-- BEGIN RECORDS FOR THE EXERCISE --

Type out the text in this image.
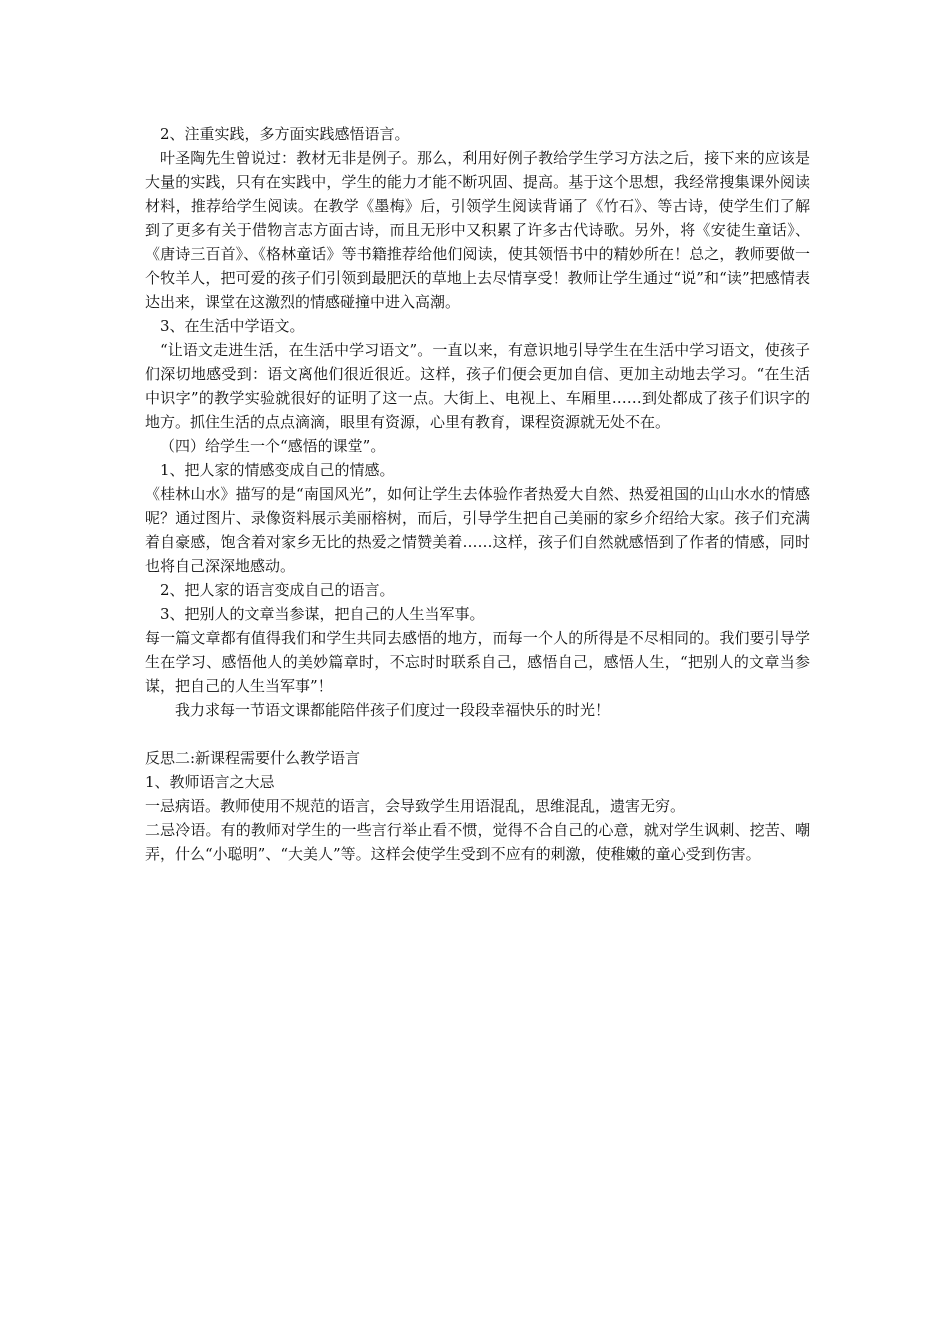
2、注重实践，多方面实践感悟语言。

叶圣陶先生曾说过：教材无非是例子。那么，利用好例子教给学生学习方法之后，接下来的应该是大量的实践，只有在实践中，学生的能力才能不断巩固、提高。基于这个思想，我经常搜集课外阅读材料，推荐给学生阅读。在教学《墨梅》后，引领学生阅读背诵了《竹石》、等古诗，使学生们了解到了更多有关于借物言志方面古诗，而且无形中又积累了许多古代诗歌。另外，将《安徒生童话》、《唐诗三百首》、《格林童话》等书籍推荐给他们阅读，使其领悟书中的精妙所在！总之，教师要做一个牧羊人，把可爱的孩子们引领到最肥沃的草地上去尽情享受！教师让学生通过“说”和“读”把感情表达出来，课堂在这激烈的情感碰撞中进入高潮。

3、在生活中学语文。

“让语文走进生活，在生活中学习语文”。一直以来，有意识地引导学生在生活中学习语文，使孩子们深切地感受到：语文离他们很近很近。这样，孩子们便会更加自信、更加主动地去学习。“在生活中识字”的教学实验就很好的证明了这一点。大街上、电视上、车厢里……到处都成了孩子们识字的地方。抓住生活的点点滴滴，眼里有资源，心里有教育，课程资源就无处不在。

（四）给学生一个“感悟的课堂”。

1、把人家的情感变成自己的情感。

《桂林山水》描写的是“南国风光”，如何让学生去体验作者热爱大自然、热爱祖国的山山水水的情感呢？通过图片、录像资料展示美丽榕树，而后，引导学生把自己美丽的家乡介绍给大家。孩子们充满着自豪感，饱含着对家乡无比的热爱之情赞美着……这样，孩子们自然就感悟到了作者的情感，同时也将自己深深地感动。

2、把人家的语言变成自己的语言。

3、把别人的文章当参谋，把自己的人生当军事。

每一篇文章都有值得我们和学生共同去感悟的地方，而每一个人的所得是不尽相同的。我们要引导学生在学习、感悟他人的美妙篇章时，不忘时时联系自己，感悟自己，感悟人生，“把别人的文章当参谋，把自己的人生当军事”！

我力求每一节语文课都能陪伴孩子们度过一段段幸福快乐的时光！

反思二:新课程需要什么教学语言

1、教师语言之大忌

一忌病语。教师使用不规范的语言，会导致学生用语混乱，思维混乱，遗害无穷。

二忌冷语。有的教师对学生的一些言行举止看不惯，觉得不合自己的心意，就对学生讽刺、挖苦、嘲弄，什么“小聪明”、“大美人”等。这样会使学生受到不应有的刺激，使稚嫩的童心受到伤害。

-- END RECORDS FOR THE EXERCISE --
-- BEGIN RECORDS FOR THE EXERCISE --

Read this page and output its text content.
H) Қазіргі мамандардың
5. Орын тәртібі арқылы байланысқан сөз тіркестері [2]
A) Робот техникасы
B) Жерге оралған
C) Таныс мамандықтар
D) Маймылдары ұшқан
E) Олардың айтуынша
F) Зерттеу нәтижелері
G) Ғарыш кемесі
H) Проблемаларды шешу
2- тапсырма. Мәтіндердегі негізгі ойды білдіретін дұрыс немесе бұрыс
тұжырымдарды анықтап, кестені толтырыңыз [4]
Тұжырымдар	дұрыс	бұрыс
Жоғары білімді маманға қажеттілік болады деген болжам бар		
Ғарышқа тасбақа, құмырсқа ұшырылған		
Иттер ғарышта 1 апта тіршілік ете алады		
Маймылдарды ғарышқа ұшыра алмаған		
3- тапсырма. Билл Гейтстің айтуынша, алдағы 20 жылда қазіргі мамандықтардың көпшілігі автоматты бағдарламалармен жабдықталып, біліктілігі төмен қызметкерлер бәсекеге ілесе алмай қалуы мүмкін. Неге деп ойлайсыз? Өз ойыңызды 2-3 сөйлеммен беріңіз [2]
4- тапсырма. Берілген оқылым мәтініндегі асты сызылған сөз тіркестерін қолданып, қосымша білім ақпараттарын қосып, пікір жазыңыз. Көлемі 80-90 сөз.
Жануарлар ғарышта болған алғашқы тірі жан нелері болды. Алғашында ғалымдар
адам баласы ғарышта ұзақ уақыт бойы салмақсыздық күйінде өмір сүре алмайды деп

-- END RECORDS FOR THE EXERCISE --
-- BEGIN RECORDS FOR THE EXERCISE --

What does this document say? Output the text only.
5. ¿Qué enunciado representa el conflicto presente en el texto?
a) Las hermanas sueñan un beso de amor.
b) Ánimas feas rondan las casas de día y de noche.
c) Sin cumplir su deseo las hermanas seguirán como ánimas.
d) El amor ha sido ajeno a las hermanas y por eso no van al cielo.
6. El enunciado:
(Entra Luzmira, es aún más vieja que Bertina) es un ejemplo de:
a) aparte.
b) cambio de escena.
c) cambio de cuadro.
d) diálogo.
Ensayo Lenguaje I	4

-- END RECORDS FOR THE EXERCISE --

> BRIEF: Search the records above for the string "айтуынша". Copy every line that contains it.

> OUTPUT OF THE TASK:
E) Олардың айтуынша
3- тапсырма. Билл Гейтстің айтуынша, алдағы 20 жылда қазіргі мамандықтардың көпшілігі автоматты бағдарламалармен жабдықталып, біліктілігі төмен қызметкерлер бәсекеге ілесе алмай қалуы мүмкін. Неге деп ойлайсыз? Өз ойыңызды 2-3 сөйлеммен беріңіз [2]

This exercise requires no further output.